Reading passage:

__________________________________________________

Too Big to Fail

For many PRNGs, the more state bits you give them, the deeper statistical tests need to go to discover their flaws. We'll explore what this phenomenon means, looking at one of the earliest PRNGs ever made, John von Neumann's “Middle Square” method.

Basic Middle Square

John von Neumann first described his Middle Square method in 1949. The idea is this, take a number with n digits, square it to get a number with 2n digits, and then take the middle n as your next value. Repeat as necessary.

Code for a 64-bit implementation is shown below:

uint64_t middle_square() {
    static uint64_t state = 0x58c7ca4eb6f0e618;
    uint128_t squared = state;
    squared *= squared;
    state = squared >> 32;
    return state;

If you test this with TestU01's Crush test, we see good results:

========= Summary results of Crush =========

 Version:          TestU01 1.2.3
 Generator:        Middle Square 64-32
 Number of statistics:  144
 Total CPU time:   00:50:47.42

 All tests were passed

Yet this generator is universally recognized as terrible, and it does badly fail Big Crush. And sometimes, in fact much of the time, when we pick other seeds, it doesn't do nearly so well with Crush either. What is going on?

__________________________________________________

Data lines:

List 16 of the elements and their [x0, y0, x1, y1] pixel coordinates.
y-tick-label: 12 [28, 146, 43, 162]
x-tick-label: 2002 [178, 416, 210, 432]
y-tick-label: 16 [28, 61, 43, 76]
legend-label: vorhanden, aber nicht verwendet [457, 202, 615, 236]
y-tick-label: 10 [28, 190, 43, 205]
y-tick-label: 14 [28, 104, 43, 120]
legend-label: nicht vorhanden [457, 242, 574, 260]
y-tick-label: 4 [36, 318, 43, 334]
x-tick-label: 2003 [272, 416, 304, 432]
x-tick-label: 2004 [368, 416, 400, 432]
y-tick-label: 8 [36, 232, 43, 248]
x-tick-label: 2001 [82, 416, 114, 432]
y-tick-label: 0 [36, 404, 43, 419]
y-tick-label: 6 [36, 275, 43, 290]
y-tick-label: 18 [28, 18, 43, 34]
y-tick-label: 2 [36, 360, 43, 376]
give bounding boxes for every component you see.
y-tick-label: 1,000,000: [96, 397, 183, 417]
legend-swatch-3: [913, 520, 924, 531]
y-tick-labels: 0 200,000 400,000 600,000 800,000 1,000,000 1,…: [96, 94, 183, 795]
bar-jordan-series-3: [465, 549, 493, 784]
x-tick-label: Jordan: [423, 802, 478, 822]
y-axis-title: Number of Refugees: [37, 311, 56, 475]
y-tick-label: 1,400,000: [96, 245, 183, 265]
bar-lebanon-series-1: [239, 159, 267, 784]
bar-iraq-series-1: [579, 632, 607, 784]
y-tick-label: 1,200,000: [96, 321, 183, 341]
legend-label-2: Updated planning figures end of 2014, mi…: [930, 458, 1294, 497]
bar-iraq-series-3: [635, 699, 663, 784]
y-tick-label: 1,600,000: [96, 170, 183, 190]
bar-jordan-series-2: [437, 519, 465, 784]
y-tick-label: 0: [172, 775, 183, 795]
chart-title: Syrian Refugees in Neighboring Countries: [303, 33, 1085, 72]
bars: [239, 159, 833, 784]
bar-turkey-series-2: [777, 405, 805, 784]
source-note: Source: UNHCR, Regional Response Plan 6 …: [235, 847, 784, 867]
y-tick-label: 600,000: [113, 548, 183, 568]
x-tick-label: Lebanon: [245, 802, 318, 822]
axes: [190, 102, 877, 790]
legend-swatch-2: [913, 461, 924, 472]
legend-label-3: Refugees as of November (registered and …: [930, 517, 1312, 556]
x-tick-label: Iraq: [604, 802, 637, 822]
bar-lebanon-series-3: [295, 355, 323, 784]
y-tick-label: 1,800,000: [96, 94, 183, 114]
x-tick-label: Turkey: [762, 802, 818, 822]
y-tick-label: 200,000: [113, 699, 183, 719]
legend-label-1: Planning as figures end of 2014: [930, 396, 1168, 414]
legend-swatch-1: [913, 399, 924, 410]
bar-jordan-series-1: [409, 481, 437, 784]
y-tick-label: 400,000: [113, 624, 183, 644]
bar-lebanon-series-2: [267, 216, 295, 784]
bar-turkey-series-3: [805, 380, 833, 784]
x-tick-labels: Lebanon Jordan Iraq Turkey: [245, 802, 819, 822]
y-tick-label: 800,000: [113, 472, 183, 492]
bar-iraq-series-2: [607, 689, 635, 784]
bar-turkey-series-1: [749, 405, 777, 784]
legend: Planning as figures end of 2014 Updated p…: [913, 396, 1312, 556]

__________________________________________________

Problem details:
Answer these from the article on the Middle Square method:
1. In what year did von Neumann first describe the method?
2. How many statistics does the Crush summary report?
3. Which test does the generator badly fail?
The data is separate material from the article on the Middle Square method.

Result:
1. 1949
2. 144
3. Big Crush